● **WHAT THE EXERCISE ASKS**: Write out the entries below once more, exactly, with the pictures left out.

··· DATA FOR THE TASK

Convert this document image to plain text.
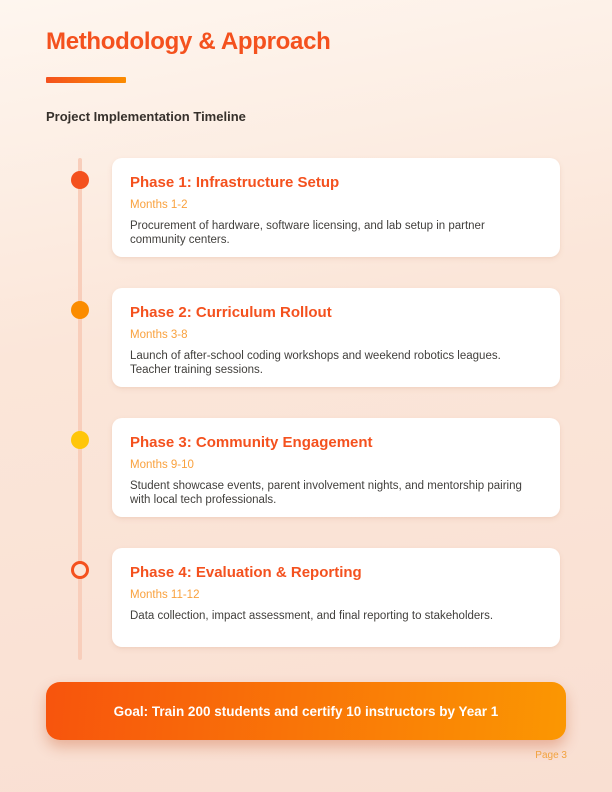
Methodology & Approach
Project Implementation Timeline
Phase 1: Infrastructure Setup
Months 1-2

Procurement of hardware, software licensing, and lab setup in partner community centers.

Phase 2: Curriculum Rollout
Months 3-8

Launch of after-school coding workshops and weekend robotics leagues. Teacher training sessions.

Phase 3: Community Engagement
Months 9-10

Student showcase events, parent involvement nights, and mentorship pairing with local tech professionals.

Phase 4: Evaluation & Reporting
Months 11-12

Data collection, impact assessment, and final reporting to stakeholders.

Goal: Train 200 students and certify 10 instructors by Year 1
Page 3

······

● **FINISHED TASK**:
Convert this document image to plain text.
Methodology & Approach
Project Implementation Timeline
Phase 1: Infrastructure Setup
Months 1-2

Procurement of hardware, software licensing, and lab setup in partner community centers.

Phase 2: Curriculum Rollout
Months 3-8

Launch of after-school coding workshops and weekend robotics leagues. Teacher training sessions.

Phase 3: Community Engagement
Months 9-10

Student showcase events, parent involvement nights, and mentorship pairing with local tech professionals.

Phase 4: Evaluation & Reporting
Months 11-12

Data collection, impact assessment, and final reporting to stakeholders.

Goal: Train 200 students and certify 10 instructors by Year 1
Page 3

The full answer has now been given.